== Exercise data ==
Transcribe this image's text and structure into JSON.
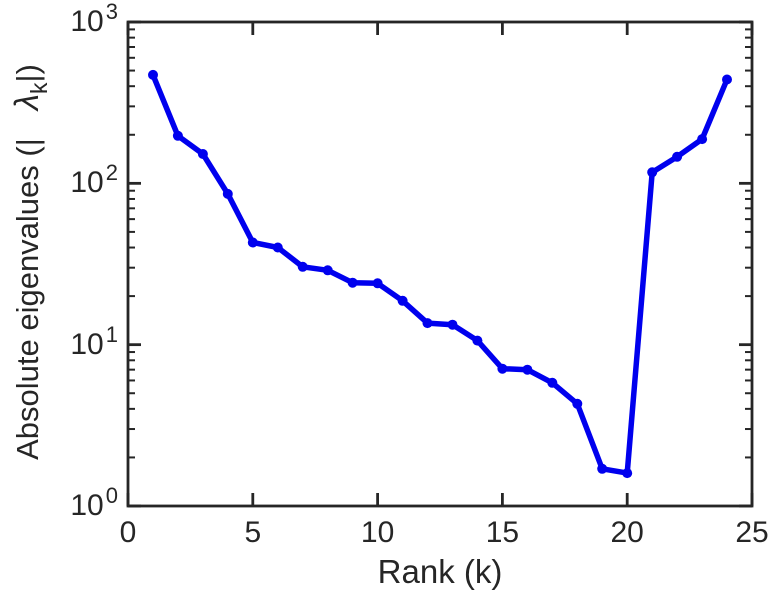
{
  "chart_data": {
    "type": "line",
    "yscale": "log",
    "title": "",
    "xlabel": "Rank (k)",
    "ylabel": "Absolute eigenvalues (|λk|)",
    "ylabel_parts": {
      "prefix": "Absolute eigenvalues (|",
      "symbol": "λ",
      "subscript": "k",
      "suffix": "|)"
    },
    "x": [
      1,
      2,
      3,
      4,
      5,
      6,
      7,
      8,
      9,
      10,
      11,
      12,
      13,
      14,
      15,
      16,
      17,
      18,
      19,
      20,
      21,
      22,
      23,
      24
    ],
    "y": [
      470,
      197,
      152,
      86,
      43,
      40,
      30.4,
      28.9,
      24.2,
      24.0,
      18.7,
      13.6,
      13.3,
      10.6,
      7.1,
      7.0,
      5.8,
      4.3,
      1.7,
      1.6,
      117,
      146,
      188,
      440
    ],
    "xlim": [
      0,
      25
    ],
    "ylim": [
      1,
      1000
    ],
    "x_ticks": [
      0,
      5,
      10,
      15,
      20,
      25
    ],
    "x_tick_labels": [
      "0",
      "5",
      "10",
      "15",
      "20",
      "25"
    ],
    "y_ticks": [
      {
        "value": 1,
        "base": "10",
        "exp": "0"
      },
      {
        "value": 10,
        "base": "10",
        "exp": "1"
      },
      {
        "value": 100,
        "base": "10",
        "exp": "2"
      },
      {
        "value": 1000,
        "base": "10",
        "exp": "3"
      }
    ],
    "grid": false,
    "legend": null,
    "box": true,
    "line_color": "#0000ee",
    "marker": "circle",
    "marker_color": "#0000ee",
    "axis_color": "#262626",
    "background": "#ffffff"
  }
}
===
== Exercise data ==
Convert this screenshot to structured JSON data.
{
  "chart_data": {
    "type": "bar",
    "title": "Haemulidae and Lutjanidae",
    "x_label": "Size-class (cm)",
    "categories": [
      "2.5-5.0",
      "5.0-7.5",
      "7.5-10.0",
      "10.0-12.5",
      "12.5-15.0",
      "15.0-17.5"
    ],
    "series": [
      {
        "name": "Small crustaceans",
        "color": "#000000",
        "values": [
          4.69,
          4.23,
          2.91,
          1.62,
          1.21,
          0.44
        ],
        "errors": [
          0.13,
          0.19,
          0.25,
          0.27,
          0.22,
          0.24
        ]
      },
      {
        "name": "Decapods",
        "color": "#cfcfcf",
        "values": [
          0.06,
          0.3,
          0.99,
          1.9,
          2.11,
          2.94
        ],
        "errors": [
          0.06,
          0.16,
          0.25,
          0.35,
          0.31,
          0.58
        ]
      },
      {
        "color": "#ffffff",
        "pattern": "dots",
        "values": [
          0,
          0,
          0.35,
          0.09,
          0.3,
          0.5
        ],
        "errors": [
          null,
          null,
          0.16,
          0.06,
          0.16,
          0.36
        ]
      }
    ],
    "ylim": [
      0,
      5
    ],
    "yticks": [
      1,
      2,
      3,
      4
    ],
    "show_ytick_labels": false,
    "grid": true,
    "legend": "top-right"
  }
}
===
> **What needs to be done**
Pull out each line of the listing that holds the string "Absolute".

> **Exercise result**
    "ylabel": "Absolute eigenvalues (|λk|)",
      "prefix": "Absolute eigenvalues (|",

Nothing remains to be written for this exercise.